Items listed in a dataset

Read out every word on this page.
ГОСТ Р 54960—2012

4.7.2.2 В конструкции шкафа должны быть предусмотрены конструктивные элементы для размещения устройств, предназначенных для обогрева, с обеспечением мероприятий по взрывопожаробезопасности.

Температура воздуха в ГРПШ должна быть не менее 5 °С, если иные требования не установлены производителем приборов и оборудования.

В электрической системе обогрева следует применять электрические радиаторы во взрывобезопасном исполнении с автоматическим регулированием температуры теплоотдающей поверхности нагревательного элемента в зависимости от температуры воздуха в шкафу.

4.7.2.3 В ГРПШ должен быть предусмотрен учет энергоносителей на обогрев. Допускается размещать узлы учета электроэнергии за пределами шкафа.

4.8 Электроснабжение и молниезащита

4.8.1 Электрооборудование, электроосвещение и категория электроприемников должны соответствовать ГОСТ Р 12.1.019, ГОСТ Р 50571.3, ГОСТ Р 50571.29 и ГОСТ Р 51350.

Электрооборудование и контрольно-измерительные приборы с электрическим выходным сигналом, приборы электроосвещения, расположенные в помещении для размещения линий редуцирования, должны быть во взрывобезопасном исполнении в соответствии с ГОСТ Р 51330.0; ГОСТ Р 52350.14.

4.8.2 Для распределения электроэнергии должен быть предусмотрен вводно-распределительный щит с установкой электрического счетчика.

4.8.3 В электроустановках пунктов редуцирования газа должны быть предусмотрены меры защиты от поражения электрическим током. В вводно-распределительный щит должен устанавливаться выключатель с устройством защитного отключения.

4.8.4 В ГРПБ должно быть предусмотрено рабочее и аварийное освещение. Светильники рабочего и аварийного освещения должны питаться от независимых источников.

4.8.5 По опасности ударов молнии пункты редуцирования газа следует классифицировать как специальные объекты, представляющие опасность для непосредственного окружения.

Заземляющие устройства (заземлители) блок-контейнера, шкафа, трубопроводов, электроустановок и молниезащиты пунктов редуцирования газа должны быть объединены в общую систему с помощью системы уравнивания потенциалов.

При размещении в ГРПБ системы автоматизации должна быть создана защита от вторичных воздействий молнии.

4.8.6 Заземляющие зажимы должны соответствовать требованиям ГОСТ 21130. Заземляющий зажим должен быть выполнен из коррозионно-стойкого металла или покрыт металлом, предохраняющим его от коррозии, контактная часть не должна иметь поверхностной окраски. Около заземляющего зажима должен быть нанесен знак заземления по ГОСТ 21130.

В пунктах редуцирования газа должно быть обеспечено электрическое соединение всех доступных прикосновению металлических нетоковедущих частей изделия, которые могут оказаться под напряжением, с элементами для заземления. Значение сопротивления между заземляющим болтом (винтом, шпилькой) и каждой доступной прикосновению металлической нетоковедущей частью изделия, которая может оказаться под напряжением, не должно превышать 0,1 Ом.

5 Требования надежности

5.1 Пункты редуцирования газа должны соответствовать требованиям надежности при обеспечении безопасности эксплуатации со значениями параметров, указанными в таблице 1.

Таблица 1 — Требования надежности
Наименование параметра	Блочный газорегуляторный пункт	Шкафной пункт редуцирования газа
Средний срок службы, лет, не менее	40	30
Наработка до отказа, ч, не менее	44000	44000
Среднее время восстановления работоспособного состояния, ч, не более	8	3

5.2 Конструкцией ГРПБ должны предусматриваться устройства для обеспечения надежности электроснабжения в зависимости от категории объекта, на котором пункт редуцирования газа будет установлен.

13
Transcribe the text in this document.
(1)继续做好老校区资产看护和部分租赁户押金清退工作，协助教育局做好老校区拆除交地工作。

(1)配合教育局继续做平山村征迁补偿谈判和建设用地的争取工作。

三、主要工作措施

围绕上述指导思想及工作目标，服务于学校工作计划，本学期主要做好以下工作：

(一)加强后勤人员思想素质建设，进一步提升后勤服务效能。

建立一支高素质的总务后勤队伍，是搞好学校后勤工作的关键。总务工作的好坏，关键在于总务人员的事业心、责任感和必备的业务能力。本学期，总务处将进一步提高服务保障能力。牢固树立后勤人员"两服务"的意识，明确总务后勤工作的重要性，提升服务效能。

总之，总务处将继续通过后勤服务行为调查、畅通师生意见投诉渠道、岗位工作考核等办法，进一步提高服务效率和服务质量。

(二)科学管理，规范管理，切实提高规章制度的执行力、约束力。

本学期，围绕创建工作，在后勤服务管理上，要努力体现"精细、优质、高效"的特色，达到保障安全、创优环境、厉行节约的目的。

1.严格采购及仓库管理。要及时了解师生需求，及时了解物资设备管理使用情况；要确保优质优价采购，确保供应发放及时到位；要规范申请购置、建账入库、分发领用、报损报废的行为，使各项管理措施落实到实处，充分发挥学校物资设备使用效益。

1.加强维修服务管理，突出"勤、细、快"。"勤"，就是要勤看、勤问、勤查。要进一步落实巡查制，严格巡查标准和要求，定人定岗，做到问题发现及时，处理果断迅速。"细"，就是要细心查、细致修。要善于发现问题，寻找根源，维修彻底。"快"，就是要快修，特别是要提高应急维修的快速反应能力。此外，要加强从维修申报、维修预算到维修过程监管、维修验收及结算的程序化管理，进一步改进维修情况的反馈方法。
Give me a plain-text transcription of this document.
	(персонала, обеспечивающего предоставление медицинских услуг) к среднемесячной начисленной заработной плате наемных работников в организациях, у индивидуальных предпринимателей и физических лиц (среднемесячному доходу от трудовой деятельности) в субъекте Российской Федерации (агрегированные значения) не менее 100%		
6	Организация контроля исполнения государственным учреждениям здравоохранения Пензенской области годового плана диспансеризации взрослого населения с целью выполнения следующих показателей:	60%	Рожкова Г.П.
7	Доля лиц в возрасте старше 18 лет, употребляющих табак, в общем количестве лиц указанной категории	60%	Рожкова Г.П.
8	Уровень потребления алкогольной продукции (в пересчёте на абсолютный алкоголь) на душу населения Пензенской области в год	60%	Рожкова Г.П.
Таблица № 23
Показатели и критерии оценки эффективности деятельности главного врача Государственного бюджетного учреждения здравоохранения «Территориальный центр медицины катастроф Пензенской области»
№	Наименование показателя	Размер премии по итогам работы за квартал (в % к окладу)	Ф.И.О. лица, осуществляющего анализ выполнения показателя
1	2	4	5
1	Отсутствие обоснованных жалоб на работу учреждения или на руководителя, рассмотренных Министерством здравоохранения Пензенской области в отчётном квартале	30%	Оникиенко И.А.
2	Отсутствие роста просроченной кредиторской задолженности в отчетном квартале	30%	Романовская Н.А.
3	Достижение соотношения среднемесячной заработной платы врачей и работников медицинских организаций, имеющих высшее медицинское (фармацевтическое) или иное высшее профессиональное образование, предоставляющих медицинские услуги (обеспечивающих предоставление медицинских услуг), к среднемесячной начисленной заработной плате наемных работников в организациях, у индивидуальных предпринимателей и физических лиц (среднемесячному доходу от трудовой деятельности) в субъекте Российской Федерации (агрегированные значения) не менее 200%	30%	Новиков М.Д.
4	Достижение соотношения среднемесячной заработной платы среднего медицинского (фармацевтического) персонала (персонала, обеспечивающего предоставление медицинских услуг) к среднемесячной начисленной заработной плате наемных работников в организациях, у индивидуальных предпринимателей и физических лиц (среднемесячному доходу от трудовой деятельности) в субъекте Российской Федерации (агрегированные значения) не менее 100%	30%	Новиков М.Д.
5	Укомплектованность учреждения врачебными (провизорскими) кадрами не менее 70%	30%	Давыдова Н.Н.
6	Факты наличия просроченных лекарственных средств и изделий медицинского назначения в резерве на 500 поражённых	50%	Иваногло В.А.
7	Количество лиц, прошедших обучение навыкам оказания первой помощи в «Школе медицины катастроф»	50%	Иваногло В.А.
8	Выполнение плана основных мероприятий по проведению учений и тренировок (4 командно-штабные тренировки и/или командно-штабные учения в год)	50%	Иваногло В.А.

**WHAT YOU NEED TO DO**
Type out the whole listing above again, exactly as it stands.

**OUTPUT FOR THIS TASK**
Read out every word on this page.
ГОСТ Р 54960—2012

4.7.2.2 В конструкции шкафа должны быть предусмотрены конструктивные элементы для размещения устройств, предназначенных для обогрева, с обеспечением мероприятий по взрывопожаробезопасности.

Температура воздуха в ГРПШ должна быть не менее 5 °С, если иные требования не установлены производителем приборов и оборудования.

В электрической системе обогрева следует применять электрические радиаторы во взрывобезопасном исполнении с автоматическим регулированием температуры теплоотдающей поверхности нагревательного элемента в зависимости от температуры воздуха в шкафу.

4.7.2.3 В ГРПШ должен быть предусмотрен учет энергоносителей на обогрев. Допускается размещать узлы учета электроэнергии за пределами шкафа.

4.8 Электроснабжение и молниезащита

4.8.1 Электрооборудование, электроосвещение и категория электроприемников должны соответствовать ГОСТ Р 12.1.019, ГОСТ Р 50571.3, ГОСТ Р 50571.29 и ГОСТ Р 51350.

Электрооборудование и контрольно-измерительные приборы с электрическим выходным сигналом, приборы электроосвещения, расположенные в помещении для размещения линий редуцирования, должны быть во взрывобезопасном исполнении в соответствии с ГОСТ Р 51330.0; ГОСТ Р 52350.14.

4.8.2 Для распределения электроэнергии должен быть предусмотрен вводно-распределительный щит с установкой электрического счетчика.

4.8.3 В электроустановках пунктов редуцирования газа должны быть предусмотрены меры защиты от поражения электрическим током. В вводно-распределительный щит должен устанавливаться выключатель с устройством защитного отключения.

4.8.4 В ГРПБ должно быть предусмотрено рабочее и аварийное освещение. Светильники рабочего и аварийного освещения должны питаться от независимых источников.

4.8.5 По опасности ударов молнии пункты редуцирования газа следует классифицировать как специальные объекты, представляющие опасность для непосредственного окружения.

Заземляющие устройства (заземлители) блок-контейнера, шкафа, трубопроводов, электроустановок и молниезащиты пунктов редуцирования газа должны быть объединены в общую систему с помощью системы уравнивания потенциалов.

При размещении в ГРПБ системы автоматизации должна быть создана защита от вторичных воздействий молнии.

4.8.6 Заземляющие зажимы должны соответствовать требованиям ГОСТ 21130. Заземляющий зажим должен быть выполнен из коррозионно-стойкого металла или покрыт металлом, предохраняющим его от коррозии, контактная часть не должна иметь поверхностной окраски. Около заземляющего зажима должен быть нанесен знак заземления по ГОСТ 21130.

В пунктах редуцирования газа должно быть обеспечено электрическое соединение всех доступных прикосновению металлических нетоковедущих частей изделия, которые могут оказаться под напряжением, с элементами для заземления. Значение сопротивления между заземляющим болтом (винтом, шпилькой) и каждой доступной прикосновению металлической нетоковедущей частью изделия, которая может оказаться под напряжением, не должно превышать 0,1 Ом.

5 Требования надежности

5.1 Пункты редуцирования газа должны соответствовать требованиям надежности при обеспечении безопасности эксплуатации со значениями параметров, указанными в таблице 1.

Таблица 1 — Требования надежности
Наименование параметра	Блочный газорегуляторный пункт	Шкафной пункт редуцирования газа
Средний срок службы, лет, не менее	40	30
Наработка до отказа, ч, не менее	44000	44000
Среднее время восстановления работоспособного состояния, ч, не более	8	3

5.2 Конструкцией ГРПБ должны предусматриваться устройства для обеспечения надежности электроснабжения в зависимости от категории объекта, на котором пункт редуцирования газа будет установлен.

13
Transcribe the text in this document.
(1)继续做好老校区资产看护和部分租赁户押金清退工作，协助教育局做好老校区拆除交地工作。

(1)配合教育局继续做平山村征迁补偿谈判和建设用地的争取工作。

三、主要工作措施

围绕上述指导思想及工作目标，服务于学校工作计划，本学期主要做好以下工作：

(一)加强后勤人员思想素质建设，进一步提升后勤服务效能。

建立一支高素质的总务后勤队伍，是搞好学校后勤工作的关键。总务工作的好坏，关键在于总务人员的事业心、责任感和必备的业务能力。本学期，总务处将进一步提高服务保障能力。牢固树立后勤人员"两服务"的意识，明确总务后勤工作的重要性，提升服务效能。

总之，总务处将继续通过后勤服务行为调查、畅通师生意见投诉渠道、岗位工作考核等办法，进一步提高服务效率和服务质量。

(二)科学管理，规范管理，切实提高规章制度的执行力、约束力。

本学期，围绕创建工作，在后勤服务管理上，要努力体现"精细、优质、高效"的特色，达到保障安全、创优环境、厉行节约的目的。

1.严格采购及仓库管理。要及时了解师生需求，及时了解物资设备管理使用情况；要确保优质优价采购，确保供应发放及时到位；要规范申请购置、建账入库、分发领用、报损报废的行为，使各项管理措施落实到实处，充分发挥学校物资设备使用效益。

1.加强维修服务管理，突出"勤、细、快"。"勤"，就是要勤看、勤问、勤查。要进一步落实巡查制，严格巡查标准和要求，定人定岗，做到问题发现及时，处理果断迅速。"细"，就是要细心查、细致修。要善于发现问题，寻找根源，维修彻底。"快"，就是要快修，特别是要提高应急维修的快速反应能力。此外，要加强从维修申报、维修预算到维修过程监管、维修验收及结算的程序化管理，进一步改进维修情况的反馈方法。
Give me a plain-text transcription of this document.
	(персонала, обеспечивающего предоставление медицинских услуг) к среднемесячной начисленной заработной плате наемных работников в организациях, у индивидуальных предпринимателей и физических лиц (среднемесячному доходу от трудовой деятельности) в субъекте Российской Федерации (агрегированные значения) не менее 100%		
6	Организация контроля исполнения государственным учреждениям здравоохранения Пензенской области годового плана диспансеризации взрослого населения с целью выполнения следующих показателей:	60%	Рожкова Г.П.
7	Доля лиц в возрасте старше 18 лет, употребляющих табак, в общем количестве лиц указанной категории	60%	Рожкова Г.П.
8	Уровень потребления алкогольной продукции (в пересчёте на абсолютный алкоголь) на душу населения Пензенской области в год	60%	Рожкова Г.П.
Таблица № 23
Показатели и критерии оценки эффективности деятельности главного врача Государственного бюджетного учреждения здравоохранения «Территориальный центр медицины катастроф Пензенской области»
№	Наименование показателя	Размер премии по итогам работы за квартал (в % к окладу)	Ф.И.О. лица, осуществляющего анализ выполнения показателя
1	2	4	5
1	Отсутствие обоснованных жалоб на работу учреждения или на руководителя, рассмотренных Министерством здравоохранения Пензенской области в отчётном квартале	30%	Оникиенко И.А.
2	Отсутствие роста просроченной кредиторской задолженности в отчетном квартале	30%	Романовская Н.А.
3	Достижение соотношения среднемесячной заработной платы врачей и работников медицинских организаций, имеющих высшее медицинское (фармацевтическое) или иное высшее профессиональное образование, предоставляющих медицинские услуги (обеспечивающих предоставление медицинских услуг), к среднемесячной начисленной заработной плате наемных работников в организациях, у индивидуальных предпринимателей и физических лиц (среднемесячному доходу от трудовой деятельности) в субъекте Российской Федерации (агрегированные значения) не менее 200%	30%	Новиков М.Д.
4	Достижение соотношения среднемесячной заработной платы среднего медицинского (фармацевтического) персонала (персонала, обеспечивающего предоставление медицинских услуг) к среднемесячной начисленной заработной плате наемных работников в организациях, у индивидуальных предпринимателей и физических лиц (среднемесячному доходу от трудовой деятельности) в субъекте Российской Федерации (агрегированные значения) не менее 100%	30%	Новиков М.Д.
5	Укомплектованность учреждения врачебными (провизорскими) кадрами не менее 70%	30%	Давыдова Н.Н.
6	Факты наличия просроченных лекарственных средств и изделий медицинского назначения в резерве на 500 поражённых	50%	Иваногло В.А.
7	Количество лиц, прошедших обучение навыкам оказания первой помощи в «Школе медицины катастроф»	50%	Иваногло В.А.
8	Выполнение плана основных мероприятий по проведению учений и тренировок (4 командно-штабные тренировки и/или командно-штабные учения в год)	50%	Иваногло В.А.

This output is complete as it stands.